## start Record list

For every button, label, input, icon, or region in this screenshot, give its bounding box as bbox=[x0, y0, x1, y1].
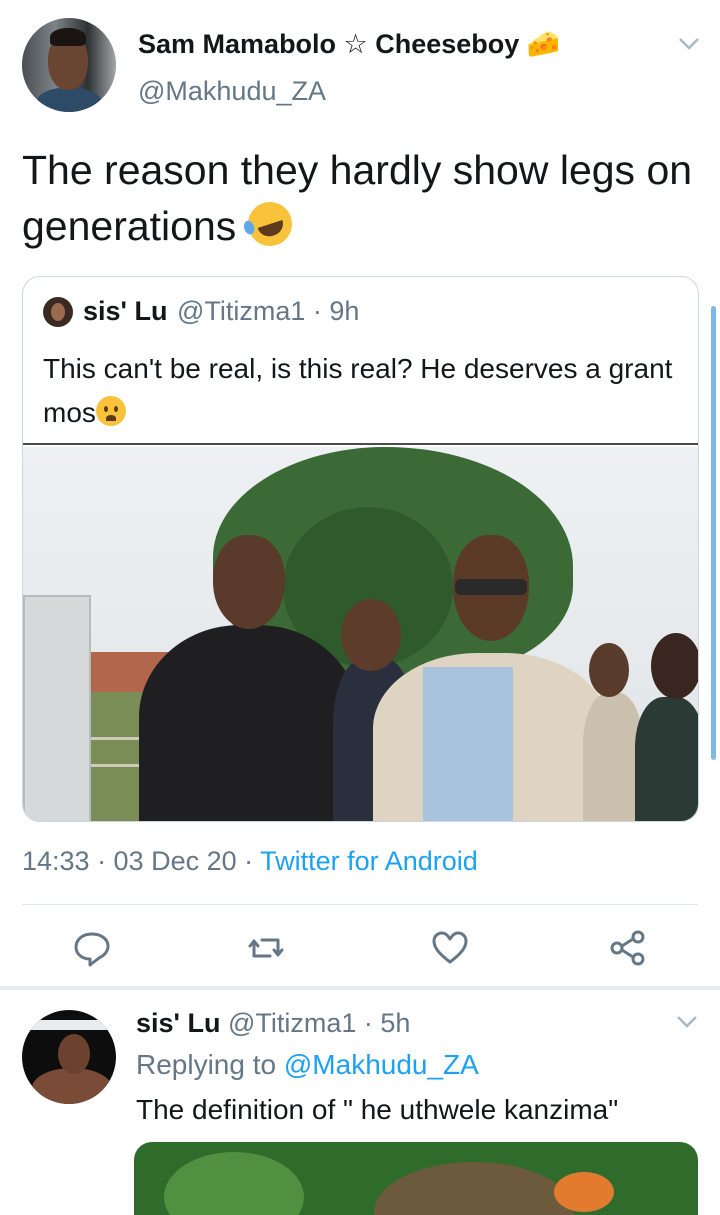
quoted-author-name: sis' Lu bbox=[83, 296, 168, 326]
share-icon[interactable] bbox=[608, 928, 648, 968]
reply-media-image[interactable] bbox=[134, 1142, 698, 1215]
reply-author-avatar[interactable] bbox=[22, 1010, 116, 1104]
author-handle[interactable]: @Makhudu_ZA bbox=[138, 76, 326, 107]
heart-icon[interactable] bbox=[430, 928, 470, 968]
tweet-source-link[interactable]: Twitter for Android bbox=[260, 846, 478, 876]
reply-author-meta: @Titizma1 · 5h bbox=[228, 1008, 411, 1038]
reply-author-name[interactable]: sis' Lu bbox=[136, 1008, 220, 1039]
quoted-tweet-text: This can't be real, is this real? He des… bbox=[43, 347, 673, 435]
replying-to: Replying to @Makhudu_ZA bbox=[136, 1049, 479, 1081]
worried-face-emoji-icon bbox=[95, 396, 126, 426]
quoted-tweet-text-content: This can't be real, is this real? He des… bbox=[43, 353, 673, 428]
quoted-tweet-photo[interactable] bbox=[23, 447, 698, 821]
tweet-timestamp: 14:33 · 03 Dec 20 · bbox=[22, 846, 261, 876]
reply-icon[interactable] bbox=[72, 928, 112, 968]
reply-text: The definition of " he uthwele kanzima" bbox=[136, 1094, 619, 1125]
divider bbox=[22, 904, 698, 905]
tweet-details: 14:33 · 03 Dec 20 · Twitter for Android bbox=[22, 846, 478, 877]
tweet-separator bbox=[0, 986, 720, 990]
tweet-text: The reason they hardly show legs on gene… bbox=[22, 142, 698, 254]
scrollbar[interactable] bbox=[711, 306, 716, 760]
tweet-text-content: The reason they hardly show legs on gene… bbox=[22, 147, 693, 249]
replying-to-mention[interactable]: @Makhudu_ZA bbox=[284, 1049, 479, 1080]
rolling-on-floor-laughing-emoji-icon bbox=[241, 196, 298, 252]
quoted-author-avatar bbox=[43, 297, 73, 327]
divider bbox=[23, 443, 698, 445]
replying-to-prefix: Replying to bbox=[136, 1049, 284, 1080]
chevron-down-icon[interactable] bbox=[676, 1012, 698, 1035]
author-display-name[interactable]: Sam Mamabolo ☆ Cheeseboy 🧀 bbox=[138, 28, 560, 60]
quoted-author-meta: @Titizma1 · 9h bbox=[177, 296, 360, 326]
author-avatar[interactable] bbox=[22, 18, 116, 112]
retweet-icon[interactable] bbox=[246, 928, 286, 968]
tweet-actions-bar bbox=[0, 920, 720, 976]
chevron-down-icon[interactable] bbox=[678, 34, 700, 57]
quoted-tweet-card[interactable]: sis' Lu @Titizma1 · 9h This can't be rea… bbox=[22, 276, 699, 822]
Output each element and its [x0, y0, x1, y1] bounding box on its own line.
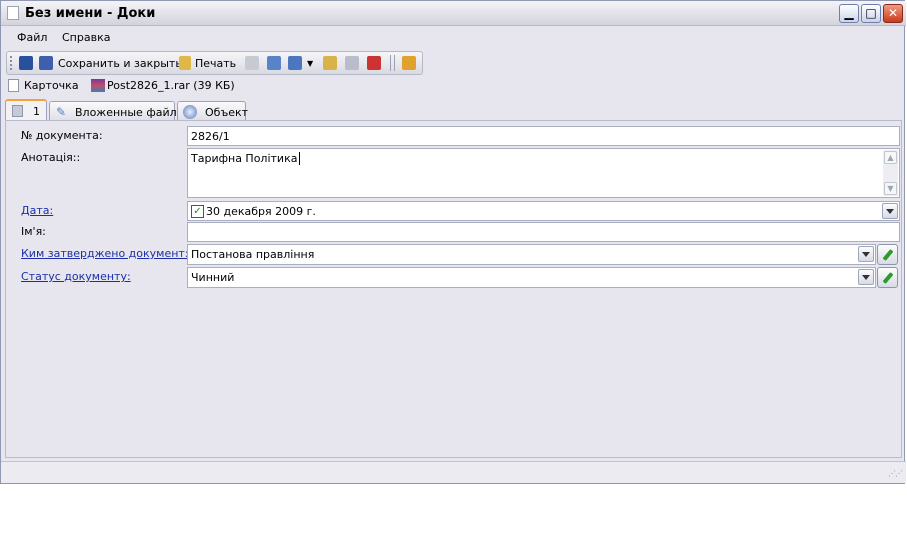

## end Record list

- _Goal of the exercise_
Reproduce all of the records above line for line, without changing a character, and leave out the pictures.

- _Finished exercise_
For every button, label, input, icon, or region in this screenshot, give its bounding box as bbox=[x0, y0, x1, y1].
quoted-author-name: sis' Lu bbox=[83, 296, 168, 326]
share-icon[interactable] bbox=[608, 928, 648, 968]
reply-media-image[interactable] bbox=[134, 1142, 698, 1215]
reply-author-avatar[interactable] bbox=[22, 1010, 116, 1104]
author-handle[interactable]: @Makhudu_ZA bbox=[138, 76, 326, 107]
heart-icon[interactable] bbox=[430, 928, 470, 968]
tweet-source-link[interactable]: Twitter for Android bbox=[260, 846, 478, 876]
reply-author-meta: @Titizma1 · 5h bbox=[228, 1008, 411, 1038]
reply-author-name[interactable]: sis' Lu bbox=[136, 1008, 220, 1039]
quoted-tweet-text: This can't be real, is this real? He des… bbox=[43, 347, 673, 435]
replying-to: Replying to @Makhudu_ZA bbox=[136, 1049, 479, 1081]
worried-face-emoji-icon bbox=[95, 396, 126, 426]
quoted-tweet-text-content: This can't be real, is this real? He des… bbox=[43, 353, 673, 428]
quoted-tweet-photo[interactable] bbox=[23, 447, 698, 821]
tweet-timestamp: 14:33 · 03 Dec 20 · bbox=[22, 846, 261, 876]
reply-icon[interactable] bbox=[72, 928, 112, 968]
reply-text: The definition of " he uthwele kanzima" bbox=[136, 1094, 619, 1125]
divider bbox=[22, 904, 698, 905]
tweet-details: 14:33 · 03 Dec 20 · Twitter for Android bbox=[22, 846, 478, 877]
tweet-separator bbox=[0, 986, 720, 990]
tweet-text: The reason they hardly show legs on gene… bbox=[22, 142, 698, 254]
scrollbar[interactable] bbox=[711, 306, 716, 760]
tweet-text-content: The reason they hardly show legs on gene… bbox=[22, 147, 693, 249]
replying-to-mention[interactable]: @Makhudu_ZA bbox=[284, 1049, 479, 1080]
rolling-on-floor-laughing-emoji-icon bbox=[241, 196, 298, 252]
quoted-author-avatar bbox=[43, 297, 73, 327]
divider bbox=[23, 443, 698, 445]
replying-to-prefix: Replying to bbox=[136, 1049, 284, 1080]
chevron-down-icon[interactable] bbox=[676, 1012, 698, 1035]
author-display-name[interactable]: Sam Mamabolo ☆ Cheeseboy 🧀 bbox=[138, 28, 560, 60]
quoted-author-meta: @Titizma1 · 9h bbox=[177, 296, 360, 326]
author-avatar[interactable] bbox=[22, 18, 116, 112]
retweet-icon[interactable] bbox=[246, 928, 286, 968]
tweet-actions-bar bbox=[0, 920, 720, 976]
chevron-down-icon[interactable] bbox=[678, 34, 700, 57]
quoted-tweet-card[interactable]: sis' Lu @Titizma1 · 9h This can't be rea… bbox=[22, 276, 699, 822]
Output each element and its [x0, y0, x1, y1] bounding box on its own line.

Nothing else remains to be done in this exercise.